### [Page text]
::::::::::
To be 100% sure, I would recommend trying to build input data yourself for the same date as the example data provided and verify you get identical input data.
@alvarosg presumably nan on land is set through this function? or users still have to set the corresponding coordinates to nan by themselves?
from graphcast import nan_cleaning
predictor = nan_cleaning.NaNCleaner(
predictor=predictor,
reintroduce_nans=True,
fill_value=min_by_level,
var_to_clean='sea_surface_temperature',
)
?
Ah no. The NaNCleaner removes NaNs with the fill value specified. So indeed:
users still have to set the corresponding coordinates to nan by themselves
You'll want to do something like
# We found SST NaN positions in ERA5 are constant in time.
mask = era5["sea_surface_temperature"].isel(time=0, drop=True).compute()
ds["sea_surface_temperature"] = ds["sea_surface_temperature"].where(~mask)
return ds
So to be clear, the idea is:
- Get HRES-fc0 with SST (
ds) - Replace pixels with NaNs wherever ERA5 has NaNs for SST (code above)
- Still run this through
NaNCleaner.
Now those pixels have the value the model expects.
Hope this helps,
Andrew
that is clear, thanks! @andrewlkd
::::::::::
Records from a data collection:
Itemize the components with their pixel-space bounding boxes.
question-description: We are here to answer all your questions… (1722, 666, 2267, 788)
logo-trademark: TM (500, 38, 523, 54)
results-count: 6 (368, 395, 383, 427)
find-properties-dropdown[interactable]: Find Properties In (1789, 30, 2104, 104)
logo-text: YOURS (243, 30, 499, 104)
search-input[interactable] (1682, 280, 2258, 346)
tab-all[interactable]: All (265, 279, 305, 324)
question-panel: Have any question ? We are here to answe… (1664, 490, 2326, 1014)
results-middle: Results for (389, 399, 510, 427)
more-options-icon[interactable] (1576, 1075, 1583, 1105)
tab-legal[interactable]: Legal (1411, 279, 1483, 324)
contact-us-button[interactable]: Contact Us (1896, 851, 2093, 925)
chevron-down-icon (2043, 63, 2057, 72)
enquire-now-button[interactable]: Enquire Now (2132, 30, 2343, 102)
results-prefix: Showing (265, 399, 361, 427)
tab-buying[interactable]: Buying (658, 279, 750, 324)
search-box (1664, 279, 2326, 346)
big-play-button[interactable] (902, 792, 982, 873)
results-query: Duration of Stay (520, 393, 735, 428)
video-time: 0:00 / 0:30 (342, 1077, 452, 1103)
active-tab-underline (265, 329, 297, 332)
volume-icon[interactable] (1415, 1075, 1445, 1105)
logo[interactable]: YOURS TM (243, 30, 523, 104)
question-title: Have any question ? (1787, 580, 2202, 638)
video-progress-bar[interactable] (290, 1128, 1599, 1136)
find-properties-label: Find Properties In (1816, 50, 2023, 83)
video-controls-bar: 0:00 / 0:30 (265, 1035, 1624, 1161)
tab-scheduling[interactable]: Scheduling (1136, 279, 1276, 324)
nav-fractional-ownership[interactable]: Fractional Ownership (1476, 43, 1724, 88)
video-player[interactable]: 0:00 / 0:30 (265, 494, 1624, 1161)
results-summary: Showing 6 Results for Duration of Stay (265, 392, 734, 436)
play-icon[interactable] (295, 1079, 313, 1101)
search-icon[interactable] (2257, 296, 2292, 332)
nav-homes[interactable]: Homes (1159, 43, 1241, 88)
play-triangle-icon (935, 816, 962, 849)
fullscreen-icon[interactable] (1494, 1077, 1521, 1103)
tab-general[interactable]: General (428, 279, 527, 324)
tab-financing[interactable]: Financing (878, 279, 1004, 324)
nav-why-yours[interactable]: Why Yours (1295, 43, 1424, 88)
::::::::::
### [Instructions for the task]
Using the thread on NaN values in sea surface temperature, answer each question briefly.
1. What does the NaNCleaner do with NaNs?
2. According to the code comment, what was found about SST NaN positions in ERA5?
3. In the listed steps, what is done to pixels wherever ERA5 has NaNs for SST?

### [Answer in full]
1. It removes them, replacing them with the specified fill value.
2. They are constant in time.
3. They are replaced with NaNs.